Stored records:

·····

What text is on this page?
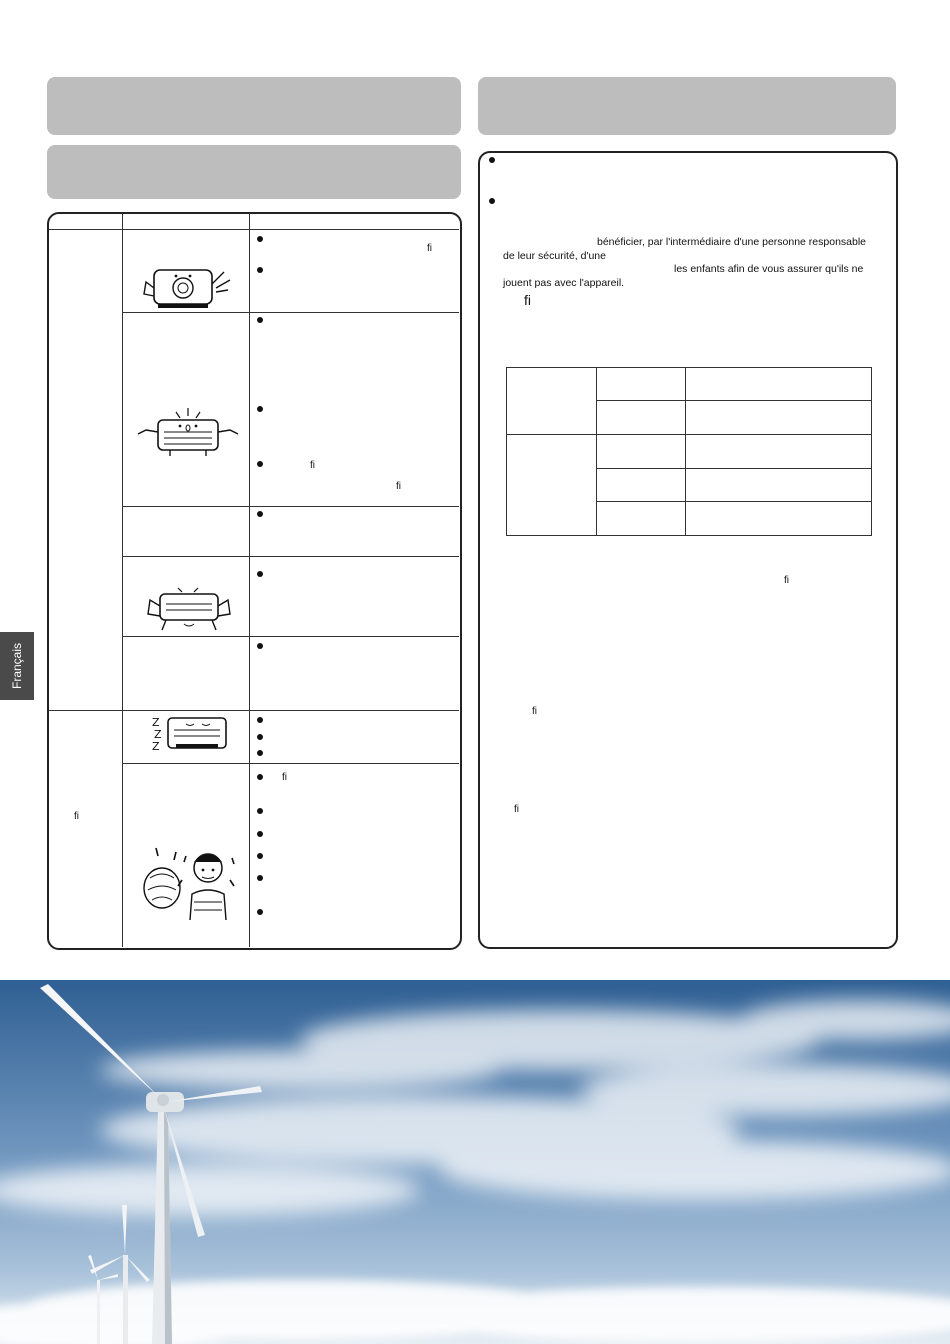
Français
fi
fi
fi
fi
fi
Z
Z
Z
bénéficier, par l'intermédiaire d'une personne responsable
de leur sécurité, d'une
les enfants afin de vous assurer qu'ils ne
jouent pas avec l'appareil.
fi
fi
fi
fi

·····

→ TASK TO COMPLETE
Set down all the data again exactly as above, pictures excluded.

→ THE RESULT
What text is on this page?
Français
fi
fi
fi
fi
fi
Z
Z
Z
bénéficier, par l'intermédiaire d'une personne responsable
de leur sécurité, d'une
les enfants afin de vous assurer qu'ils ne
jouent pas avec l'appareil.
fi
fi
fi
fi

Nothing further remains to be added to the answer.